** BEGIN **

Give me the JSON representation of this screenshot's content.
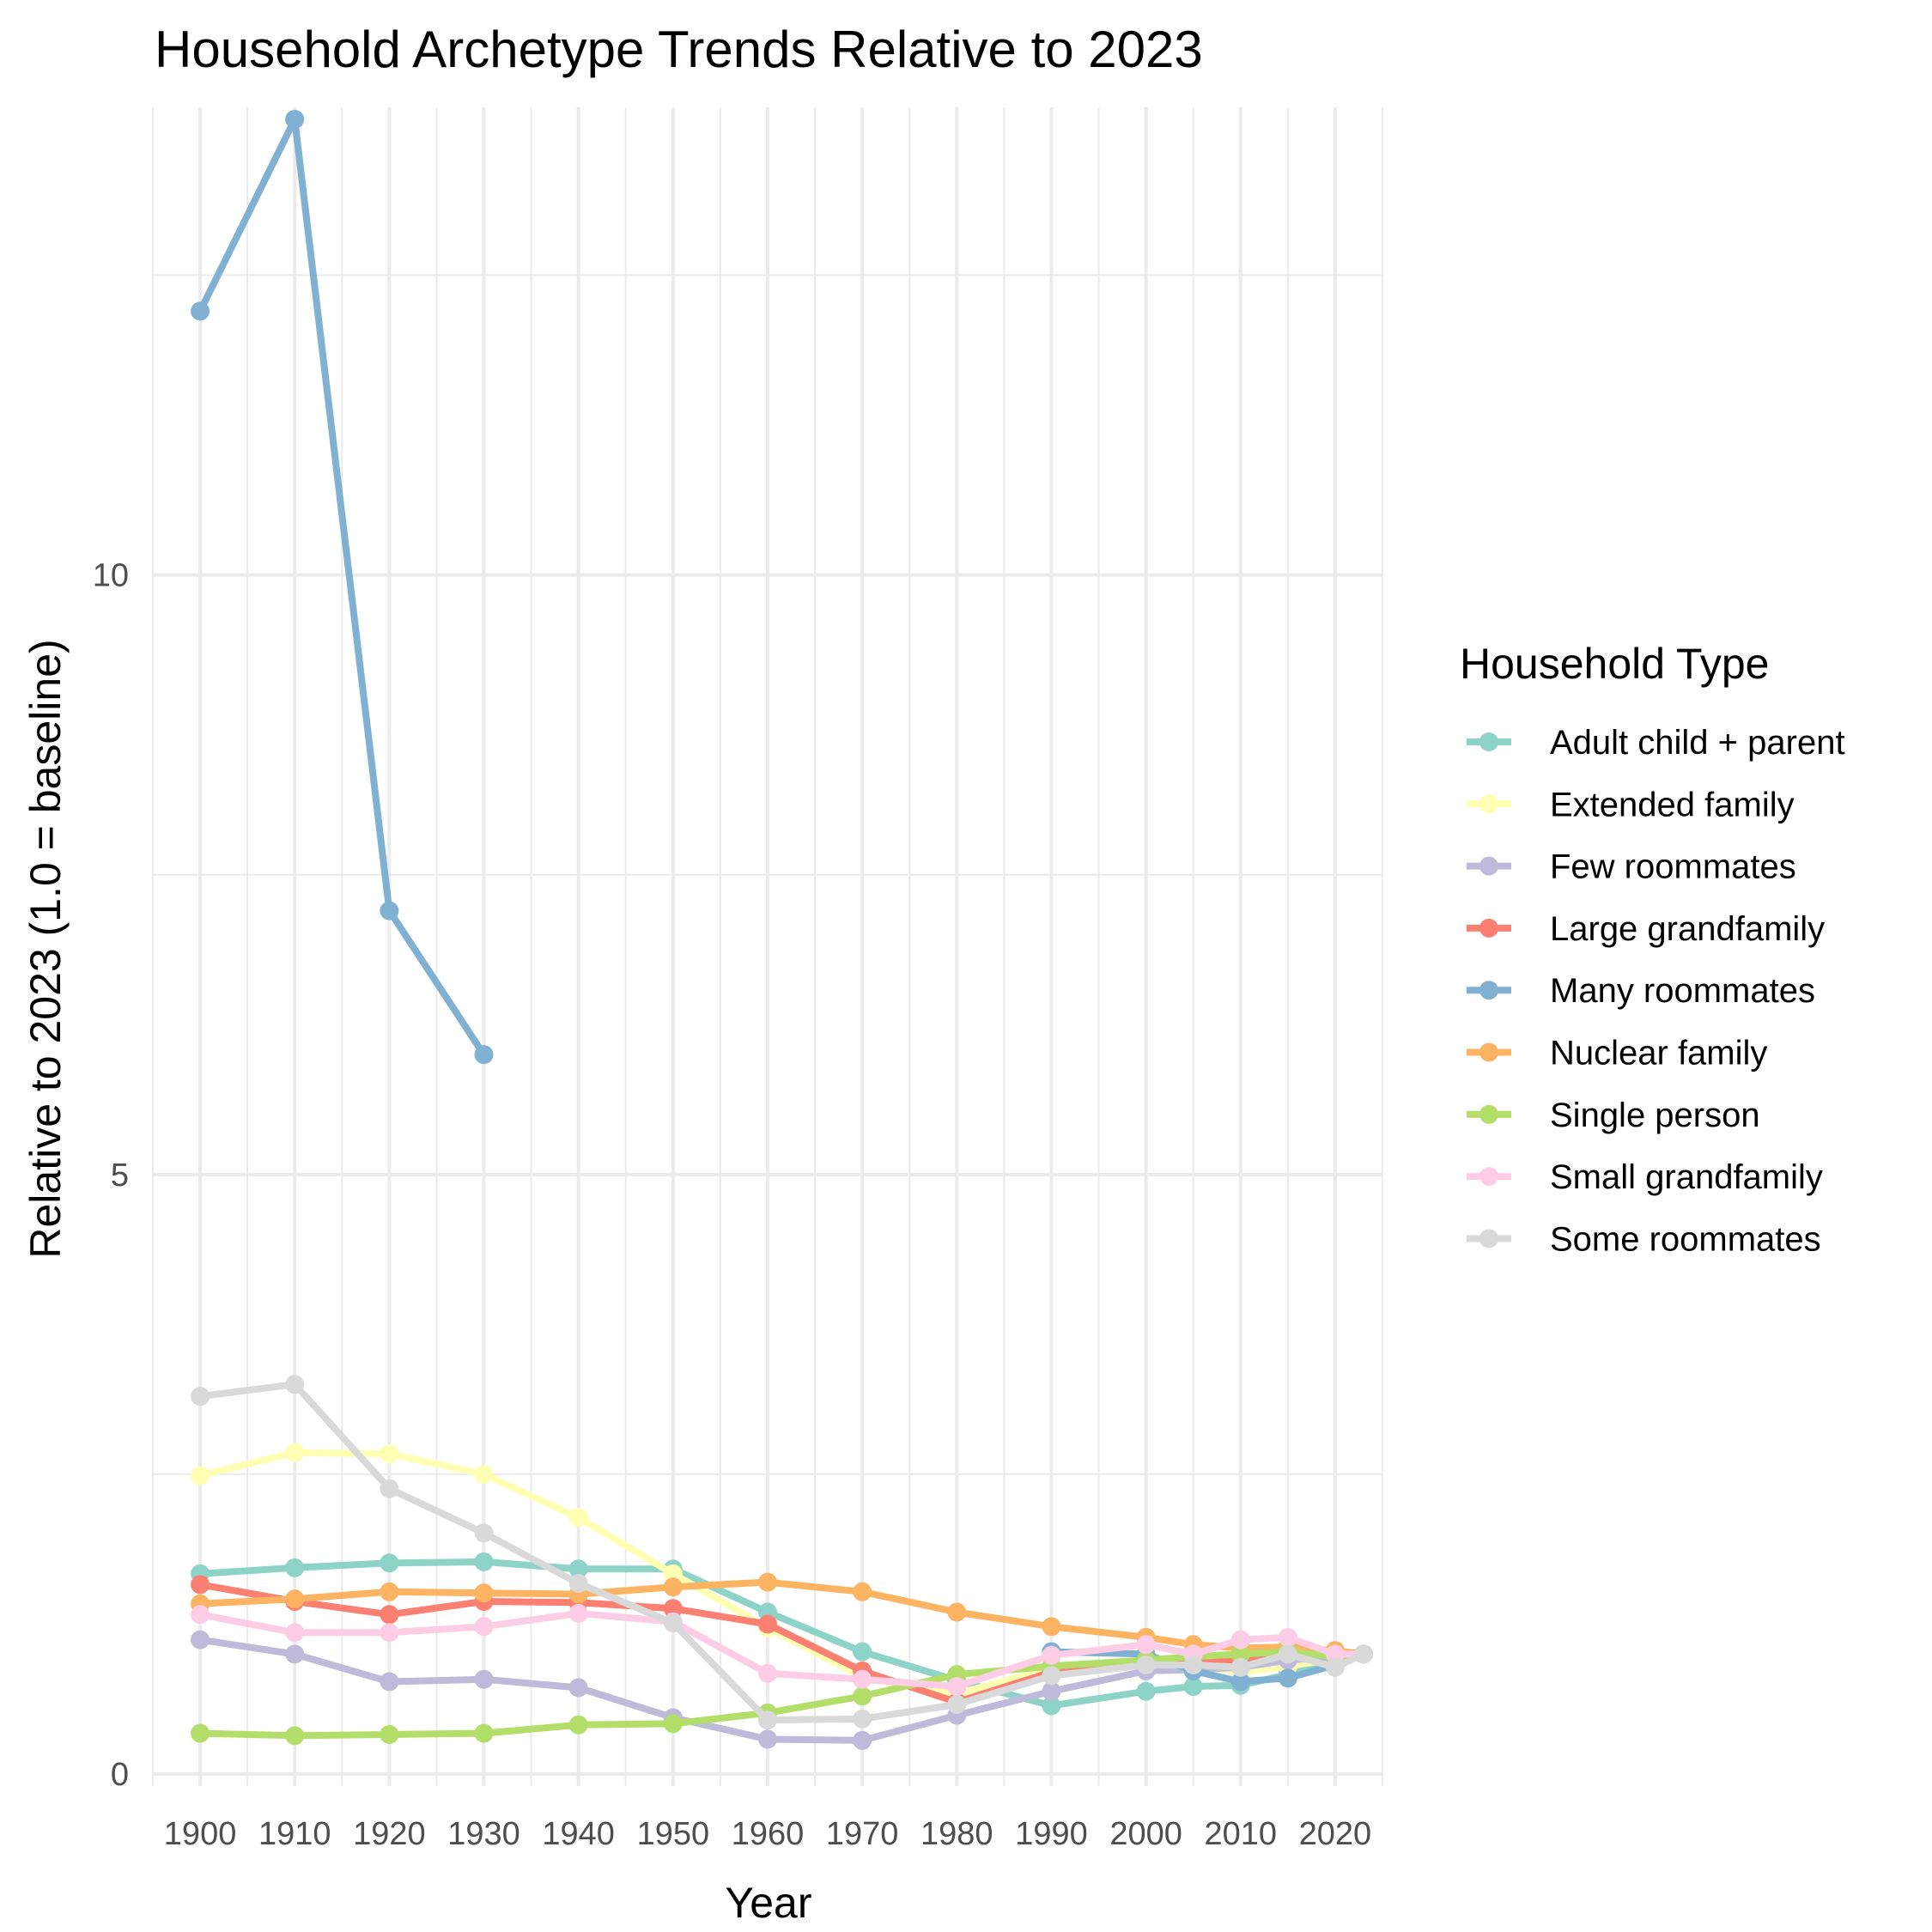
{
  "chart_data": {
    "type": "line",
    "title": "Household Archetype Trends Relative to 2023",
    "xlabel": "Year",
    "ylabel": "Relative to 2023 (1.0 = baseline)",
    "x_ticks": [
      "1900",
      "1910",
      "1920",
      "1930",
      "1940",
      "1950",
      "1960",
      "1970",
      "1980",
      "1990",
      "2000",
      "2010",
      "2020"
    ],
    "y_ticks": [
      "0",
      "5",
      "10"
    ],
    "ylim": [
      -0.1,
      13.9
    ],
    "xlim": [
      1895,
      2025
    ],
    "grid": true,
    "legend_title": "Household Type",
    "legend_position": "right",
    "series": [
      {
        "name": "Adult child + parent",
        "color": "#8DD3C7",
        "x": [
          1900,
          1910,
          1920,
          1930,
          1940,
          1950,
          1960,
          1970,
          1980,
          1990,
          2000,
          2005,
          2010,
          2015,
          2020,
          2023
        ],
        "y": [
          1.67,
          1.72,
          1.76,
          1.77,
          1.71,
          1.71,
          1.35,
          1.02,
          0.78,
          0.57,
          0.69,
          0.73,
          0.74,
          0.83,
          0.93,
          1.0
        ]
      },
      {
        "name": "Extended family",
        "color": "#FFFFB3",
        "x": [
          1900,
          1910,
          1920,
          1930,
          1940,
          1950,
          1960,
          1970,
          1980,
          1990,
          2000,
          2005,
          2010,
          2015,
          2020,
          2023
        ],
        "y": [
          2.49,
          2.68,
          2.67,
          2.5,
          2.14,
          1.67,
          1.22,
          0.81,
          0.67,
          0.88,
          0.92,
          0.9,
          0.85,
          0.9,
          0.96,
          1.0
        ]
      },
      {
        "name": "Few roommates",
        "color": "#BEBADA",
        "x": [
          1900,
          1910,
          1920,
          1930,
          1940,
          1950,
          1960,
          1970,
          1980,
          1990,
          2000,
          2005,
          2010,
          2015,
          2020,
          2023
        ],
        "y": [
          1.12,
          1.0,
          0.77,
          0.79,
          0.72,
          0.47,
          0.29,
          0.28,
          0.49,
          0.69,
          0.86,
          0.87,
          0.89,
          0.95,
          0.98,
          1.0
        ]
      },
      {
        "name": "Large grandfamily",
        "color": "#FB8072",
        "x": [
          1900,
          1910,
          1920,
          1930,
          1940,
          1950,
          1960,
          1970,
          1980,
          1990,
          2000,
          2005,
          2010,
          2015,
          2020,
          2023
        ],
        "y": [
          1.58,
          1.44,
          1.33,
          1.44,
          1.43,
          1.38,
          1.25,
          0.86,
          0.6,
          0.85,
          0.94,
          0.96,
          0.95,
          1.01,
          0.99,
          1.0
        ]
      },
      {
        "name": "Many roommates",
        "color": "#80B1D3",
        "x": [
          1900,
          1910,
          1920,
          1930
        ],
        "y": [
          12.2,
          13.8,
          7.2,
          6.0
        ]
      },
      {
        "name": "Many roommates",
        "color": "#80B1D3",
        "x": [
          1990,
          2000,
          2005,
          2010,
          2015,
          2020,
          2023
        ],
        "y": [
          1.02,
          1.0,
          0.86,
          0.77,
          0.8,
          0.91,
          1.0
        ]
      },
      {
        "name": "Nuclear family",
        "color": "#FDB462",
        "x": [
          1900,
          1910,
          1920,
          1930,
          1940,
          1950,
          1960,
          1970,
          1980,
          1990,
          2000,
          2005,
          2010,
          2015,
          2020,
          2023
        ],
        "y": [
          1.42,
          1.46,
          1.52,
          1.51,
          1.5,
          1.56,
          1.6,
          1.52,
          1.35,
          1.23,
          1.14,
          1.08,
          1.05,
          1.06,
          1.03,
          1.0
        ]
      },
      {
        "name": "Single person",
        "color": "#B3DE69",
        "x": [
          1900,
          1910,
          1920,
          1930,
          1940,
          1950,
          1960,
          1970,
          1980,
          1990,
          2000,
          2005,
          2010,
          2015,
          2020,
          2023
        ],
        "y": [
          0.34,
          0.32,
          0.33,
          0.34,
          0.41,
          0.42,
          0.51,
          0.65,
          0.83,
          0.9,
          0.95,
          0.98,
          1.0,
          1.02,
          0.98,
          1.0
        ]
      },
      {
        "name": "Small grandfamily",
        "color": "#FCCDE5",
        "x": [
          1900,
          1910,
          1920,
          1930,
          1940,
          1950,
          1960,
          1970,
          1980,
          1990,
          2000,
          2005,
          2010,
          2015,
          2020,
          2023
        ],
        "y": [
          1.33,
          1.18,
          1.18,
          1.23,
          1.34,
          1.27,
          0.84,
          0.79,
          0.73,
          0.99,
          1.08,
          1.0,
          1.12,
          1.14,
          1.0,
          1.0
        ]
      },
      {
        "name": "Some roommates",
        "color": "#D9D9D9",
        "x": [
          1900,
          1910,
          1920,
          1930,
          1940,
          1950,
          1960,
          1970,
          1980,
          1990,
          2000,
          2005,
          2010,
          2015,
          2020,
          2023
        ],
        "y": [
          3.15,
          3.25,
          2.38,
          2.01,
          1.59,
          1.26,
          0.45,
          0.46,
          0.58,
          0.82,
          0.91,
          0.91,
          0.89,
          1.0,
          0.89,
          1.0
        ]
      }
    ]
  }
}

** END **

Print out the material word for word, omitting the pictures.

SOLUTION FOR THIS EXERCISE:
Give me the JSON representation of this screenshot's content.
{
  "chart_data": {
    "type": "line",
    "title": "Household Archetype Trends Relative to 2023",
    "xlabel": "Year",
    "ylabel": "Relative to 2023 (1.0 = baseline)",
    "x_ticks": [
      "1900",
      "1910",
      "1920",
      "1930",
      "1940",
      "1950",
      "1960",
      "1970",
      "1980",
      "1990",
      "2000",
      "2010",
      "2020"
    ],
    "y_ticks": [
      "0",
      "5",
      "10"
    ],
    "ylim": [
      -0.1,
      13.9
    ],
    "xlim": [
      1895,
      2025
    ],
    "grid": true,
    "legend_title": "Household Type",
    "legend_position": "right",
    "series": [
      {
        "name": "Adult child + parent",
        "color": "#8DD3C7",
        "x": [
          1900,
          1910,
          1920,
          1930,
          1940,
          1950,
          1960,
          1970,
          1980,
          1990,
          2000,
          2005,
          2010,
          2015,
          2020,
          2023
        ],
        "y": [
          1.67,
          1.72,
          1.76,
          1.77,
          1.71,
          1.71,
          1.35,
          1.02,
          0.78,
          0.57,
          0.69,
          0.73,
          0.74,
          0.83,
          0.93,
          1.0
        ]
      },
      {
        "name": "Extended family",
        "color": "#FFFFB3",
        "x": [
          1900,
          1910,
          1920,
          1930,
          1940,
          1950,
          1960,
          1970,
          1980,
          1990,
          2000,
          2005,
          2010,
          2015,
          2020,
          2023
        ],
        "y": [
          2.49,
          2.68,
          2.67,
          2.5,
          2.14,
          1.67,
          1.22,
          0.81,
          0.67,
          0.88,
          0.92,
          0.9,
          0.85,
          0.9,
          0.96,
          1.0
        ]
      },
      {
        "name": "Few roommates",
        "color": "#BEBADA",
        "x": [
          1900,
          1910,
          1920,
          1930,
          1940,
          1950,
          1960,
          1970,
          1980,
          1990,
          2000,
          2005,
          2010,
          2015,
          2020,
          2023
        ],
        "y": [
          1.12,
          1.0,
          0.77,
          0.79,
          0.72,
          0.47,
          0.29,
          0.28,
          0.49,
          0.69,
          0.86,
          0.87,
          0.89,
          0.95,
          0.98,
          1.0
        ]
      },
      {
        "name": "Large grandfamily",
        "color": "#FB8072",
        "x": [
          1900,
          1910,
          1920,
          1930,
          1940,
          1950,
          1960,
          1970,
          1980,
          1990,
          2000,
          2005,
          2010,
          2015,
          2020,
          2023
        ],
        "y": [
          1.58,
          1.44,
          1.33,
          1.44,
          1.43,
          1.38,
          1.25,
          0.86,
          0.6,
          0.85,
          0.94,
          0.96,
          0.95,
          1.01,
          0.99,
          1.0
        ]
      },
      {
        "name": "Many roommates",
        "color": "#80B1D3",
        "x": [
          1900,
          1910,
          1920,
          1930
        ],
        "y": [
          12.2,
          13.8,
          7.2,
          6.0
        ]
      },
      {
        "name": "Many roommates",
        "color": "#80B1D3",
        "x": [
          1990,
          2000,
          2005,
          2010,
          2015,
          2020,
          2023
        ],
        "y": [
          1.02,
          1.0,
          0.86,
          0.77,
          0.8,
          0.91,
          1.0
        ]
      },
      {
        "name": "Nuclear family",
        "color": "#FDB462",
        "x": [
          1900,
          1910,
          1920,
          1930,
          1940,
          1950,
          1960,
          1970,
          1980,
          1990,
          2000,
          2005,
          2010,
          2015,
          2020,
          2023
        ],
        "y": [
          1.42,
          1.46,
          1.52,
          1.51,
          1.5,
          1.56,
          1.6,
          1.52,
          1.35,
          1.23,
          1.14,
          1.08,
          1.05,
          1.06,
          1.03,
          1.0
        ]
      },
      {
        "name": "Single person",
        "color": "#B3DE69",
        "x": [
          1900,
          1910,
          1920,
          1930,
          1940,
          1950,
          1960,
          1970,
          1980,
          1990,
          2000,
          2005,
          2010,
          2015,
          2020,
          2023
        ],
        "y": [
          0.34,
          0.32,
          0.33,
          0.34,
          0.41,
          0.42,
          0.51,
          0.65,
          0.83,
          0.9,
          0.95,
          0.98,
          1.0,
          1.02,
          0.98,
          1.0
        ]
      },
      {
        "name": "Small grandfamily",
        "color": "#FCCDE5",
        "x": [
          1900,
          1910,
          1920,
          1930,
          1940,
          1950,
          1960,
          1970,
          1980,
          1990,
          2000,
          2005,
          2010,
          2015,
          2020,
          2023
        ],
        "y": [
          1.33,
          1.18,
          1.18,
          1.23,
          1.34,
          1.27,
          0.84,
          0.79,
          0.73,
          0.99,
          1.08,
          1.0,
          1.12,
          1.14,
          1.0,
          1.0
        ]
      },
      {
        "name": "Some roommates",
        "color": "#D9D9D9",
        "x": [
          1900,
          1910,
          1920,
          1930,
          1940,
          1950,
          1960,
          1970,
          1980,
          1990,
          2000,
          2005,
          2010,
          2015,
          2020,
          2023
        ],
        "y": [
          3.15,
          3.25,
          2.38,
          2.01,
          1.59,
          1.26,
          0.45,
          0.46,
          0.58,
          0.82,
          0.91,
          0.91,
          0.89,
          1.0,
          0.89,
          1.0
        ]
      }
    ]
  }
}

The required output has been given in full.